● REQUIRED TASK
Can you copy out each of the following items word for word?

● DATASET
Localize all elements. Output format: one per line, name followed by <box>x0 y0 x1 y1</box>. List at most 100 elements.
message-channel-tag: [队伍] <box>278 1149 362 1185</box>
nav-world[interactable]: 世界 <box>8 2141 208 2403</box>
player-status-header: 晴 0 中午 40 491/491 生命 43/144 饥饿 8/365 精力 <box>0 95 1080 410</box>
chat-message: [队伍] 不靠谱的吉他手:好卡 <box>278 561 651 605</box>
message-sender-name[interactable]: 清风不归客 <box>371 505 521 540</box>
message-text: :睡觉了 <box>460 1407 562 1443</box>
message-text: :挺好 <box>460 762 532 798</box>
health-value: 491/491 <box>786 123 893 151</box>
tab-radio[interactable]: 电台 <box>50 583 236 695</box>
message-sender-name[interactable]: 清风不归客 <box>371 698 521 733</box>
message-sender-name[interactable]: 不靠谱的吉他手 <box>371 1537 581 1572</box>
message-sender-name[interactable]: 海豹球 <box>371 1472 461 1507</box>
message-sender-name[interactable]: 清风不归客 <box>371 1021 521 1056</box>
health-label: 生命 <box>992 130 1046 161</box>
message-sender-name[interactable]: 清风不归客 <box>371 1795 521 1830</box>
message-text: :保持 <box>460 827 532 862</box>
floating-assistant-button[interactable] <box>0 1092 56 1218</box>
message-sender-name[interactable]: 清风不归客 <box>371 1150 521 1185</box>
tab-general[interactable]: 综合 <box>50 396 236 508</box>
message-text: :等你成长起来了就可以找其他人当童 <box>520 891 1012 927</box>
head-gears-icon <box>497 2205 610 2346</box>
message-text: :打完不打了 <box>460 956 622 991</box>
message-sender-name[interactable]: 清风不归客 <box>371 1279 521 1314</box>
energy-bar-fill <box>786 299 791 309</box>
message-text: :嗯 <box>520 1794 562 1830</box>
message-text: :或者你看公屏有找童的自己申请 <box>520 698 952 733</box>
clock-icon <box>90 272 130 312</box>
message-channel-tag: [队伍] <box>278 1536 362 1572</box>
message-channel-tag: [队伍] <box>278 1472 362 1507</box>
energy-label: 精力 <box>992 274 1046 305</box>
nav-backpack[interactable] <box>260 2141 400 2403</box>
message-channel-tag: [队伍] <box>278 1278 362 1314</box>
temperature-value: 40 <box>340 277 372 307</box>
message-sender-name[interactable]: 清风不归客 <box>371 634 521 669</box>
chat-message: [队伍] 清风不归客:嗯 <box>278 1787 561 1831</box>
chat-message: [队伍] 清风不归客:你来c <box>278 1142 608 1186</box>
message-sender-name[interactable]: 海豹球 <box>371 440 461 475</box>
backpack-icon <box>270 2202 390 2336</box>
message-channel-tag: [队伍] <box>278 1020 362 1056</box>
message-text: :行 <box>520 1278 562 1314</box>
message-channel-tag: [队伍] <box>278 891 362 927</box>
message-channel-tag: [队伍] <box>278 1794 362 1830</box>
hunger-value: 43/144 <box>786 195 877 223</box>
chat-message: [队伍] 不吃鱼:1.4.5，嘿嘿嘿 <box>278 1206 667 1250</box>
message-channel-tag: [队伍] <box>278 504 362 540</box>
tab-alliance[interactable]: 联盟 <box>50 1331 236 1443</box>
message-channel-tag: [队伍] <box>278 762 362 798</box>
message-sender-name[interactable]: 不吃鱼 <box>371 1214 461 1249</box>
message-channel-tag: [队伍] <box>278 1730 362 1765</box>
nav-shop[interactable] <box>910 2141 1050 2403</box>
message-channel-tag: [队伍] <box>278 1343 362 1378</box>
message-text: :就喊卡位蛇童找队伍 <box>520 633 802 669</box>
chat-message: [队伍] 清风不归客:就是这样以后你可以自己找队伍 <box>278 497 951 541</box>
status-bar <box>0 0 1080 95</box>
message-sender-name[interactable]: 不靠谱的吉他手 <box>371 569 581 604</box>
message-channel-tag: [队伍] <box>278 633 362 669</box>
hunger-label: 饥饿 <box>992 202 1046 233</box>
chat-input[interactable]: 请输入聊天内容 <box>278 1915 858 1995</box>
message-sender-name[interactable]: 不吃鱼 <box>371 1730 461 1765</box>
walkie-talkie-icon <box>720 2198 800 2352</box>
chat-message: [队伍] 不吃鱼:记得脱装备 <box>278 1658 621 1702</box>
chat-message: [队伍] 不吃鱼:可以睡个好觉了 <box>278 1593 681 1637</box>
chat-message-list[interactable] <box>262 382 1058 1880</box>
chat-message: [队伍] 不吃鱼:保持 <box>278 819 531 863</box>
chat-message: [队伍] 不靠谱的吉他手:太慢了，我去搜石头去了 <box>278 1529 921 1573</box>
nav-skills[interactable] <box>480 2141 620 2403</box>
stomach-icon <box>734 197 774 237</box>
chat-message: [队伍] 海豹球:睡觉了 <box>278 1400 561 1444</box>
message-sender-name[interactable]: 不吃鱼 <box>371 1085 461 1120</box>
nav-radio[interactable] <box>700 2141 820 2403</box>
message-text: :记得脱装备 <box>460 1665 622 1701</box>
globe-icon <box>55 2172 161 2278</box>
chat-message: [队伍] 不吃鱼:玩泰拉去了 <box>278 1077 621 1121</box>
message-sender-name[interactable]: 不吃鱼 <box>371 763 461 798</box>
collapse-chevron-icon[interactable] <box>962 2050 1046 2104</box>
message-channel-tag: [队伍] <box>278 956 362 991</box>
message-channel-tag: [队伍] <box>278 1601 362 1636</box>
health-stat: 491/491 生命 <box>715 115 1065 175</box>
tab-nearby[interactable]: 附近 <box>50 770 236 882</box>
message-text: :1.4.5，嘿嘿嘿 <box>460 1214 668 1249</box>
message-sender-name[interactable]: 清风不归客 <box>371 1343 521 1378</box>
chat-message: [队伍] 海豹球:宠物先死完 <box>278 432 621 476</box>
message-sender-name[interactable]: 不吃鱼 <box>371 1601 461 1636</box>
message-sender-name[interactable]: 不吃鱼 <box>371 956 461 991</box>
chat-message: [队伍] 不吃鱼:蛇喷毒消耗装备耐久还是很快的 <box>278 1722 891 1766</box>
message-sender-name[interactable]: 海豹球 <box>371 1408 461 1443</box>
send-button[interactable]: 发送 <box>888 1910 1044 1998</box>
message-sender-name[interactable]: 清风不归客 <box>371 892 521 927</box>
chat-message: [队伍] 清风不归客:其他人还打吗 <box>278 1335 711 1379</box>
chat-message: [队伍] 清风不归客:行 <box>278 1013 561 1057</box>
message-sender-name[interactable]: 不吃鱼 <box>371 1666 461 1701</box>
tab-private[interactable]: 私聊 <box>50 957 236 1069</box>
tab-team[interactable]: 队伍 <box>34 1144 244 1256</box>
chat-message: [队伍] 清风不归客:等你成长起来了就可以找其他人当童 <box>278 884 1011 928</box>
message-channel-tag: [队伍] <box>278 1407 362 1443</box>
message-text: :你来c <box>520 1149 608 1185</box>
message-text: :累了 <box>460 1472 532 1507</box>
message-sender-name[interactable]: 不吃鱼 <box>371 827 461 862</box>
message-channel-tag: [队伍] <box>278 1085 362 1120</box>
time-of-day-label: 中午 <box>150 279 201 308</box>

● SOLUTION FOR THIS TASK
Localize all elements. Output format: one per line, name followed by <box>x0 y0 x1 y1</box>. List at most 100 elements.
message-channel-tag: [队伍] <box>278 1149 362 1185</box>
nav-world[interactable]: 世界 <box>8 2141 208 2403</box>
player-status-header: 晴 0 中午 40 491/491 生命 43/144 饥饿 8/365 精力 <box>0 95 1080 410</box>
chat-message: [队伍] 不靠谱的吉他手:好卡 <box>278 561 651 605</box>
message-sender-name[interactable]: 清风不归客 <box>371 505 521 540</box>
message-text: :睡觉了 <box>460 1407 562 1443</box>
message-text: :挺好 <box>460 762 532 798</box>
health-value: 491/491 <box>786 123 893 151</box>
tab-radio[interactable]: 电台 <box>50 583 236 695</box>
message-sender-name[interactable]: 清风不归客 <box>371 698 521 733</box>
message-sender-name[interactable]: 不靠谱的吉他手 <box>371 1537 581 1572</box>
message-sender-name[interactable]: 海豹球 <box>371 1472 461 1507</box>
message-sender-name[interactable]: 清风不归客 <box>371 1021 521 1056</box>
health-label: 生命 <box>992 130 1046 161</box>
message-sender-name[interactable]: 清风不归客 <box>371 1795 521 1830</box>
message-text: :保持 <box>460 827 532 862</box>
floating-assistant-button[interactable] <box>0 1092 56 1218</box>
message-sender-name[interactable]: 清风不归客 <box>371 1150 521 1185</box>
tab-general[interactable]: 综合 <box>50 396 236 508</box>
message-text: :等你成长起来了就可以找其他人当童 <box>520 891 1012 927</box>
head-gears-icon <box>497 2205 610 2346</box>
message-text: :打完不打了 <box>460 956 622 991</box>
message-sender-name[interactable]: 清风不归客 <box>371 1279 521 1314</box>
energy-bar-fill <box>786 299 791 309</box>
message-text: :嗯 <box>520 1794 562 1830</box>
message-text: :或者你看公屏有找童的自己申请 <box>520 698 952 733</box>
clock-icon <box>90 272 130 312</box>
message-channel-tag: [队伍] <box>278 1536 362 1572</box>
message-channel-tag: [队伍] <box>278 1472 362 1507</box>
energy-label: 精力 <box>992 274 1046 305</box>
nav-backpack[interactable] <box>260 2141 400 2403</box>
message-channel-tag: [队伍] <box>278 1278 362 1314</box>
temperature-value: 40 <box>340 277 372 307</box>
message-sender-name[interactable]: 清风不归客 <box>371 634 521 669</box>
chat-message: [队伍] 清风不归客:嗯 <box>278 1787 561 1831</box>
chat-message: [队伍] 清风不归客:你来c <box>278 1142 608 1186</box>
message-sender-name[interactable]: 海豹球 <box>371 440 461 475</box>
backpack-icon <box>270 2202 390 2336</box>
message-channel-tag: [队伍] <box>278 1020 362 1056</box>
message-text: :行 <box>520 1278 562 1314</box>
message-channel-tag: [队伍] <box>278 891 362 927</box>
message-channel-tag: [队伍] <box>278 1794 362 1830</box>
hunger-value: 43/144 <box>786 195 877 223</box>
chat-message: [队伍] 不吃鱼:1.4.5，嘿嘿嘿 <box>278 1206 667 1250</box>
message-channel-tag: [队伍] <box>278 504 362 540</box>
tab-alliance[interactable]: 联盟 <box>50 1331 236 1443</box>
message-channel-tag: [队伍] <box>278 762 362 798</box>
message-sender-name[interactable]: 不吃鱼 <box>371 1214 461 1249</box>
message-channel-tag: [队伍] <box>278 1730 362 1765</box>
nav-shop[interactable] <box>910 2141 1050 2403</box>
message-channel-tag: [队伍] <box>278 1343 362 1378</box>
message-text: :就喊卡位蛇童找队伍 <box>520 633 802 669</box>
chat-message: [队伍] 清风不归客:就是这样以后你可以自己找队伍 <box>278 497 951 541</box>
status-bar <box>0 0 1080 95</box>
message-sender-name[interactable]: 不靠谱的吉他手 <box>371 569 581 604</box>
message-channel-tag: [队伍] <box>278 633 362 669</box>
hunger-label: 饥饿 <box>992 202 1046 233</box>
chat-input[interactable]: 请输入聊天内容 <box>278 1915 858 1995</box>
message-sender-name[interactable]: 不吃鱼 <box>371 1730 461 1765</box>
walkie-talkie-icon <box>720 2198 800 2352</box>
chat-message: [队伍] 不吃鱼:记得脱装备 <box>278 1658 621 1702</box>
chat-message: [队伍] 不吃鱼:可以睡个好觉了 <box>278 1593 681 1637</box>
chat-message-list[interactable] <box>262 382 1058 1880</box>
chat-message: [队伍] 不吃鱼:保持 <box>278 819 531 863</box>
chat-message: [队伍] 不靠谱的吉他手:太慢了，我去搜石头去了 <box>278 1529 921 1573</box>
nav-skills[interactable] <box>480 2141 620 2403</box>
stomach-icon <box>734 197 774 237</box>
chat-message: [队伍] 海豹球:睡觉了 <box>278 1400 561 1444</box>
message-sender-name[interactable]: 不吃鱼 <box>371 1085 461 1120</box>
nav-radio[interactable] <box>700 2141 820 2403</box>
message-text: :记得脱装备 <box>460 1665 622 1701</box>
globe-icon <box>55 2172 161 2278</box>
chat-message: [队伍] 不吃鱼:玩泰拉去了 <box>278 1077 621 1121</box>
message-sender-name[interactable]: 不吃鱼 <box>371 763 461 798</box>
collapse-chevron-icon[interactable] <box>962 2050 1046 2104</box>
message-channel-tag: [队伍] <box>278 956 362 991</box>
message-channel-tag: [队伍] <box>278 1601 362 1636</box>
health-stat: 491/491 生命 <box>715 115 1065 175</box>
tab-nearby[interactable]: 附近 <box>50 770 236 882</box>
message-text: :1.4.5，嘿嘿嘿 <box>460 1214 668 1249</box>
message-sender-name[interactable]: 清风不归客 <box>371 1343 521 1378</box>
chat-message: [队伍] 海豹球:宠物先死完 <box>278 432 621 476</box>
message-sender-name[interactable]: 不吃鱼 <box>371 1601 461 1636</box>
message-sender-name[interactable]: 不吃鱼 <box>371 956 461 991</box>
chat-message: [队伍] 不吃鱼:蛇喷毒消耗装备耐久还是很快的 <box>278 1722 891 1766</box>
message-sender-name[interactable]: 海豹球 <box>371 1408 461 1443</box>
send-button[interactable]: 发送 <box>888 1910 1044 1998</box>
message-sender-name[interactable]: 清风不归客 <box>371 892 521 927</box>
chat-message: [队伍] 清风不归客:其他人还打吗 <box>278 1335 711 1379</box>
chat-message: [队伍] 清风不归客:行 <box>278 1013 561 1057</box>
message-sender-name[interactable]: 不吃鱼 <box>371 1666 461 1701</box>
tab-private[interactable]: 私聊 <box>50 957 236 1069</box>
tab-team[interactable]: 队伍 <box>34 1144 244 1256</box>
chat-message: [队伍] 清风不归客:等你成长起来了就可以找其他人当童 <box>278 884 1011 928</box>
message-channel-tag: [队伍] <box>278 1407 362 1443</box>
message-text: :你来c <box>520 1149 608 1185</box>
message-text: :累了 <box>460 1472 532 1507</box>
message-sender-name[interactable]: 不吃鱼 <box>371 827 461 862</box>
message-channel-tag: [队伍] <box>278 1085 362 1120</box>
time-of-day-label: 中午 <box>150 279 201 308</box>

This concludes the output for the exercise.